**WHAT THIS TASK INVOLVES:** Filter for the word "принимает" and keep each matching line.

**RECORDS FOR THIS EXERCISE:**
+++

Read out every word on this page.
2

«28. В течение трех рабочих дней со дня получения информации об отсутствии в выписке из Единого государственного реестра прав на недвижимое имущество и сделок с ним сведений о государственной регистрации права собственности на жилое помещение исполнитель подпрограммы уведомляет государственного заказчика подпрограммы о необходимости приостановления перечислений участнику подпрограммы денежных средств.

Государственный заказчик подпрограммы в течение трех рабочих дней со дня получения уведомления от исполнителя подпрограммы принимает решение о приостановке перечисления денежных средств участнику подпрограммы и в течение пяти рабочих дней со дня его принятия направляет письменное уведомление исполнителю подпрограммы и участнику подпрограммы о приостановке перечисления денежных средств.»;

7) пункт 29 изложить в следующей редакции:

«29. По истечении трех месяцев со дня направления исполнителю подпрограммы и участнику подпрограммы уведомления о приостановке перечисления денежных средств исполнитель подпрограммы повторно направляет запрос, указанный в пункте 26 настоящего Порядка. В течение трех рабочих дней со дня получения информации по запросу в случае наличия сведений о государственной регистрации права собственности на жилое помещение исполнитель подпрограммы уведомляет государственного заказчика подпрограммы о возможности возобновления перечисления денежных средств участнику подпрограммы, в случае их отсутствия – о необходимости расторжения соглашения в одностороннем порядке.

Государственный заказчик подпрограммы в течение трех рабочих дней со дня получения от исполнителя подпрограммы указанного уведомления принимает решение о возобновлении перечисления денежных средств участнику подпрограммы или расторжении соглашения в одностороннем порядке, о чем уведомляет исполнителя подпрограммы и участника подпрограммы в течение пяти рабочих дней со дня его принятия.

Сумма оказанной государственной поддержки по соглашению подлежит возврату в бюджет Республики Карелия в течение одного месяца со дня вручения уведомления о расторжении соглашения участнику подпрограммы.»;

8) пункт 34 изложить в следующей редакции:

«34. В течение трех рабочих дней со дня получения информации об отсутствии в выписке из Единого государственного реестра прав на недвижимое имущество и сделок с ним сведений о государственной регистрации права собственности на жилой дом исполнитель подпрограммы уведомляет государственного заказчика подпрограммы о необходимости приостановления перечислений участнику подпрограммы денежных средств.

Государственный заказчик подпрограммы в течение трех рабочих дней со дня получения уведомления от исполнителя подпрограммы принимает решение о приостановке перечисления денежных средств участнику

+++

**RESPONSE:**
Государственный заказчик подпрограммы в течение трех рабочих дней со дня получения уведомления от исполнителя подпрограммы принимает решение о приостановке перечисления денежных средств участнику подпрограммы и в течение пяти рабочих дней со дня его принятия направляет письменное уведомление исполнителю подпрограммы и участнику подпрограммы о приостановке перечисления денежных средств.»;
Государственный заказчик подпрограммы в течение трех рабочих дней со дня получения от исполнителя подпрограммы указанного уведомления принимает решение о возобновлении перечисления денежных средств участнику подпрограммы или расторжении соглашения в одностороннем порядке, о чем уведомляет исполнителя подпрограммы и участника подпрограммы в течение пяти рабочих дней со дня его принятия.
Государственный заказчик подпрограммы в течение трех рабочих дней со дня получения уведомления от исполнителя подпрограммы принимает решение о приостановке перечисления денежных средств участнику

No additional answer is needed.